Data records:
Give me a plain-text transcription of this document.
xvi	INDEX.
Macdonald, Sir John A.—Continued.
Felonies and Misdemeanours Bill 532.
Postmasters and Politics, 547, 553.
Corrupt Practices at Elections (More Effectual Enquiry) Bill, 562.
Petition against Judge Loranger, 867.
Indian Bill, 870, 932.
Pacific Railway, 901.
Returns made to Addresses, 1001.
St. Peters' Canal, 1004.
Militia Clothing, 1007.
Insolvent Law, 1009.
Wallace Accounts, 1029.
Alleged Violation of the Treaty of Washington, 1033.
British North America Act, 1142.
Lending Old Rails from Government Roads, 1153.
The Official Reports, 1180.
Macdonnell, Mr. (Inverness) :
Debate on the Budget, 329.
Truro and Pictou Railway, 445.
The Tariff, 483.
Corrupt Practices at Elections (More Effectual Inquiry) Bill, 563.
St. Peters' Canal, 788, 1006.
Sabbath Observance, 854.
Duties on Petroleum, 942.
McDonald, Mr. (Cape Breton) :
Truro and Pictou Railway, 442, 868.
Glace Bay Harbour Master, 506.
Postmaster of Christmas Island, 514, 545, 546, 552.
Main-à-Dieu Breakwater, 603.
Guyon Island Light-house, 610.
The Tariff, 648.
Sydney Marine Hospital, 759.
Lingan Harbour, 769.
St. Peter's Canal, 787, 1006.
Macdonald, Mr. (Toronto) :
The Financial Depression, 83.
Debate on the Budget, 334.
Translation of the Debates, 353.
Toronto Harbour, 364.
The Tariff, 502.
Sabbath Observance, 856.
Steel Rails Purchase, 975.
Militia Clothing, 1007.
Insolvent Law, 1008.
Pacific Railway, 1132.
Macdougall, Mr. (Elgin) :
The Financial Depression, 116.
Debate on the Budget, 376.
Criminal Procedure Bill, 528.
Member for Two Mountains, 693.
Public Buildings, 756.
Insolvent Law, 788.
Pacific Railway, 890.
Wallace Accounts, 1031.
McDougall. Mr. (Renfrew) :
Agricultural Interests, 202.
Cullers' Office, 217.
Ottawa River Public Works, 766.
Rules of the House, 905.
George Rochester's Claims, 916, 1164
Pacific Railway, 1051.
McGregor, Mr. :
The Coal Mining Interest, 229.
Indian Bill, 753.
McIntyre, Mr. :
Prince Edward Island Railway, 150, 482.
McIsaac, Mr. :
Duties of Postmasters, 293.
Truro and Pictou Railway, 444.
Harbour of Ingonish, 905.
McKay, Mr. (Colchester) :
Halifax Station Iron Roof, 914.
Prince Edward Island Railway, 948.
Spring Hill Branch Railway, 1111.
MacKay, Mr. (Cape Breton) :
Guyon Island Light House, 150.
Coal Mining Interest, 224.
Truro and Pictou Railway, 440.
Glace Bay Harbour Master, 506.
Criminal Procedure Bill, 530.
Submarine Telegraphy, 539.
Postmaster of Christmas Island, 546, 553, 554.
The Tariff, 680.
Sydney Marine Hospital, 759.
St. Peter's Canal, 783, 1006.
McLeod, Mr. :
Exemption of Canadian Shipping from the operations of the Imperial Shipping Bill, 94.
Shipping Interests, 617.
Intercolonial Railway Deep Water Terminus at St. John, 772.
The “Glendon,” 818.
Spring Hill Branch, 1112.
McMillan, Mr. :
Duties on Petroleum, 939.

WORK TO COMPLETE —
Tally up the lines in the records that contain the word "Effectual" and give only the total.

RESPONSE BELOW —
2